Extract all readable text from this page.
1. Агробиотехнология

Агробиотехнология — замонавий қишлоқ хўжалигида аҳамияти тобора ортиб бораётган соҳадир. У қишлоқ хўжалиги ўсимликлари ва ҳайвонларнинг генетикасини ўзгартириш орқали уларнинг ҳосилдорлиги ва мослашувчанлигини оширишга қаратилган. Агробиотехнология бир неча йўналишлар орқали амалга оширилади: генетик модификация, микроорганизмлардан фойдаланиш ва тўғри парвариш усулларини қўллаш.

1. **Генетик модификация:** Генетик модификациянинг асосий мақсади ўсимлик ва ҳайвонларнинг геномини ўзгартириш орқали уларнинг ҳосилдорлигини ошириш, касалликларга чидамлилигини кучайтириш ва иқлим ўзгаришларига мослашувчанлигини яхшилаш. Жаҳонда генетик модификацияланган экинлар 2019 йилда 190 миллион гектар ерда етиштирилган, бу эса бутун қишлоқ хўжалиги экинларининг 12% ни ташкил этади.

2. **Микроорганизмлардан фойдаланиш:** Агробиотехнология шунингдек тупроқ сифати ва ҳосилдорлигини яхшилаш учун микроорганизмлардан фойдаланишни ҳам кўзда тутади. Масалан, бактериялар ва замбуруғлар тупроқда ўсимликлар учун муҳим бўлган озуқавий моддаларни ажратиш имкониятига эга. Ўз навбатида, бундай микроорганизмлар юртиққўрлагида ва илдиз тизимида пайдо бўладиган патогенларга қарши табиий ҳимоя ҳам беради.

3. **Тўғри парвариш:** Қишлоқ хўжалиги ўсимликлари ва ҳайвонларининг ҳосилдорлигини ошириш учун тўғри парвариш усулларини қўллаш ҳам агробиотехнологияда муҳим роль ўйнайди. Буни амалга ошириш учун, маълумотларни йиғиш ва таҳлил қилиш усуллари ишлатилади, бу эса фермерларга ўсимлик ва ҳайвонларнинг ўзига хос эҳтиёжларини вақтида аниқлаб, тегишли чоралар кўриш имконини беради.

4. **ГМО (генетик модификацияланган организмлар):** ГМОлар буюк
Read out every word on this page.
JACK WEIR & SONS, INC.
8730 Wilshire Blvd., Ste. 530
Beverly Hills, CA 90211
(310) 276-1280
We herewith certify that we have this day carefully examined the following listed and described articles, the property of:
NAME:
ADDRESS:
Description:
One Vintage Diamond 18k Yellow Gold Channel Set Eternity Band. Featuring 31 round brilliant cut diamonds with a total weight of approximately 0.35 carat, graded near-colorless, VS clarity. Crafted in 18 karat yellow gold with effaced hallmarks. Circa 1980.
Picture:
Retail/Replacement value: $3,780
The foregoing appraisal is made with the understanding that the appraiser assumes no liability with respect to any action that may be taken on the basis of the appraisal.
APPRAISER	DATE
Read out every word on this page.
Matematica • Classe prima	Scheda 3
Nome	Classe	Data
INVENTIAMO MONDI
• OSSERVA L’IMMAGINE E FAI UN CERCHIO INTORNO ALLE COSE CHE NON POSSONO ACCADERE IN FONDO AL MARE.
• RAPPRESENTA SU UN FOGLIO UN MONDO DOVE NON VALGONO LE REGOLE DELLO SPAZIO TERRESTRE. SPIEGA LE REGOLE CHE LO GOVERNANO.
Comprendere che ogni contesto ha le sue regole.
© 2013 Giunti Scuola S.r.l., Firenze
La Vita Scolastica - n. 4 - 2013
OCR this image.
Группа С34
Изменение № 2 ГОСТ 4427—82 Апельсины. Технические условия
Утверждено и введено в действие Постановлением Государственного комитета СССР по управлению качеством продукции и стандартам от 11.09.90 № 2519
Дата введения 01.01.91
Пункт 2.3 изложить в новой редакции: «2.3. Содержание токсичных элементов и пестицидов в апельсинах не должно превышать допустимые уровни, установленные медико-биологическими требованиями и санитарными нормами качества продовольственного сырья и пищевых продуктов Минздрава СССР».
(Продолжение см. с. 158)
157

[Requirements]
Examine the data above and state how many of its lines contain the word "муҳим", with no further remarks.

[Output]
2